#### [TO DO]
Write out the passage of the Sonny Franzese court report that starts with "Earlier in the" and ends with "check the color.", switching "yellow" to "blue".
**** READING TEXT
Updated news on the Gambino, Genovese, Bonanno, Lucchese and Colombo Organized Crime Families of New York City.

Wednesday, June 9, 2010

Sonny Franzese Dozes Off In Court As Son Testifies

Legendary Colombo underboss John "Sonny" Franzese — once so feared that even Frank Sinatra kissed his ring — dozed off in court today while an FBI recording of his turncoat son was played at his trial.
The tape recording, in which a cousin of Franzese’s was heard incorrectly predicting that John Gotti Jr. would end up ratting out his father rather than sit in jail — was made while the younger Franzese was the real family rat, wearing a wire to help capture his own dad.
Sitting in the courtroom, the elder Franzese had to be nudged awake by his lawyer while the undercover recordings were played for the court.

FBI surveillance photo of John "Sonny" Franzese and John Franzese, Jr. in 2005.
Earlier in the day, the mob father and son came face to face in the Brooklyn courtroom, where Franzese Jr. testified against the ailing mobster who is on trial for shaking down two strip joints and a Long Island pizzeria.
Upon taking the stand, Franzese Jr. was asked by prosecutors if his father was in the courtroom, replying nervously, "he’s the guy in the yellow shirt."
The former underboss, who sat expressionless most of the time, pinched the fabric of his shirt as if to check the color.
Franzese Jr. described how is father introduced him to the life of crime at 16, he became a bag man at 18. But he eventually descended into drug addiction, when he decided to begin informing for the FBI.
"I wanted to change my life," Franzese Jr, said from the witness stand. "They would provide a means for me to change my life."
********
**** DATASET CONTENT
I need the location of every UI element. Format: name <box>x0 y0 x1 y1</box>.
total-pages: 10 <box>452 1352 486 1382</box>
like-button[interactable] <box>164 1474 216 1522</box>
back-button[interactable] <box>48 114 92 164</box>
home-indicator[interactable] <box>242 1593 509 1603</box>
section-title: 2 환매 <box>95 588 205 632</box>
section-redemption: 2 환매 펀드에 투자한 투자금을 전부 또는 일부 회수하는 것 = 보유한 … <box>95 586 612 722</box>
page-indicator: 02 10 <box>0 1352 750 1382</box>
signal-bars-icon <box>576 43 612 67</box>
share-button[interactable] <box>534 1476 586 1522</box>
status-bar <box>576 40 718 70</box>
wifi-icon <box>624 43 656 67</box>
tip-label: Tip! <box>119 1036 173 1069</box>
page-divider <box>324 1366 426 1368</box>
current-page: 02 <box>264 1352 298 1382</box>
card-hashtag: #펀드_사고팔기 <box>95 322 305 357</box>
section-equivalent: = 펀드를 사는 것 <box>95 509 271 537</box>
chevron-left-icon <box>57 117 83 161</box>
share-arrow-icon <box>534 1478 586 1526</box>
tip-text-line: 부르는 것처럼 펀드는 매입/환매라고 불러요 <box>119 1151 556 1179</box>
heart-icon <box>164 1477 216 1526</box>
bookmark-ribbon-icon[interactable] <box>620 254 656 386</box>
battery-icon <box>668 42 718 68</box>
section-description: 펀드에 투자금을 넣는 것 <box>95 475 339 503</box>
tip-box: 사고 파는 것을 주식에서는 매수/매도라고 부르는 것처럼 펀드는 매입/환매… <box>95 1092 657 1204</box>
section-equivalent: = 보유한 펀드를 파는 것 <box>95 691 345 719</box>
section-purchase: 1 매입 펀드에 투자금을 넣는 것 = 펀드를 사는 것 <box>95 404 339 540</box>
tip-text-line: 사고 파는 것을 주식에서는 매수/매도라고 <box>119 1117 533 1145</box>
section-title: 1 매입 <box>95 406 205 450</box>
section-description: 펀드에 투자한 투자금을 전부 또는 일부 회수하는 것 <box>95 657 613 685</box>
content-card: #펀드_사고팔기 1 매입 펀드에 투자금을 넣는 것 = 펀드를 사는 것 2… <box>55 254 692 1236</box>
********
#### [RESULT]
Earlier in the day, the mob father and son came face to face in the Brooklyn courtroom, where Franzese Jr. testified against the ailing mobster who is on trial for shaking down two strip joints and a Long Island pizzeria.
Upon taking the stand, Franzese Jr. was asked by prosecutors if his father was in the courtroom, replying nervously, "he’s the guy in the blue shirt."
The former underboss, who sat expressionless most of the time, pinched the fabric of his shirt as if to check the color.